* START Source records *

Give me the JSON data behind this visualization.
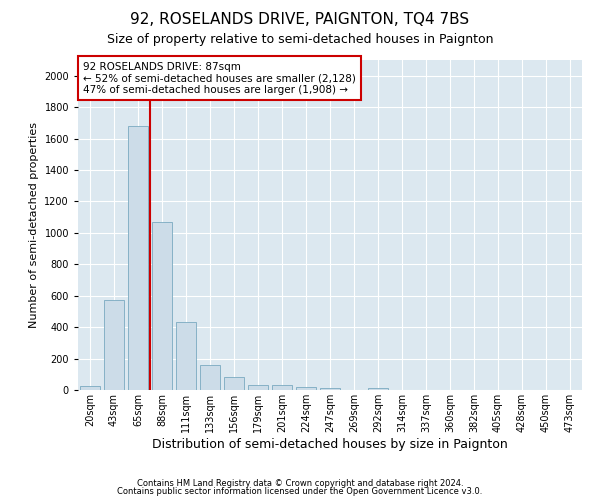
{
  "title": "92, ROSELANDS DRIVE, PAIGNTON, TQ4 7BS",
  "subtitle": "Size of property relative to semi-detached houses in Paignton",
  "xlabel": "Distribution of semi-detached houses by size in Paignton",
  "ylabel": "Number of semi-detached properties",
  "footer1": "Contains HM Land Registry data © Crown copyright and database right 2024.",
  "footer2": "Contains public sector information licensed under the Open Government Licence v3.0.",
  "categories": [
    "20sqm",
    "43sqm",
    "65sqm",
    "88sqm",
    "111sqm",
    "133sqm",
    "156sqm",
    "179sqm",
    "201sqm",
    "224sqm",
    "247sqm",
    "269sqm",
    "292sqm",
    "314sqm",
    "337sqm",
    "360sqm",
    "382sqm",
    "405sqm",
    "428sqm",
    "450sqm",
    "473sqm"
  ],
  "values": [
    25,
    570,
    1680,
    1070,
    430,
    160,
    80,
    35,
    30,
    20,
    10,
    0,
    15,
    0,
    0,
    0,
    0,
    0,
    0,
    0,
    0
  ],
  "bar_color": "#ccdce8",
  "bar_edge_color": "#7aaac0",
  "annotation_text": "92 ROSELANDS DRIVE: 87sqm",
  "annotation_line1": "← 52% of semi-detached houses are smaller (2,128)",
  "annotation_line2": "47% of semi-detached houses are larger (1,908) →",
  "annotation_box_color": "#ffffff",
  "annotation_box_edge": "#cc0000",
  "vline_color": "#cc0000",
  "vline_x_index": 2.5,
  "ylim": [
    0,
    2100
  ],
  "yticks": [
    0,
    200,
    400,
    600,
    800,
    1000,
    1200,
    1400,
    1600,
    1800,
    2000
  ],
  "bg_color": "#dce8f0",
  "grid_color": "#ffffff",
  "title_fontsize": 11,
  "subtitle_fontsize": 9,
  "tick_fontsize": 7,
  "ylabel_fontsize": 8,
  "xlabel_fontsize": 9,
  "footer_fontsize": 6
}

* END Source records *

Check each line in the records for the word "Contains" and say how many have it, with nothing else.

Reply to the exercise:
2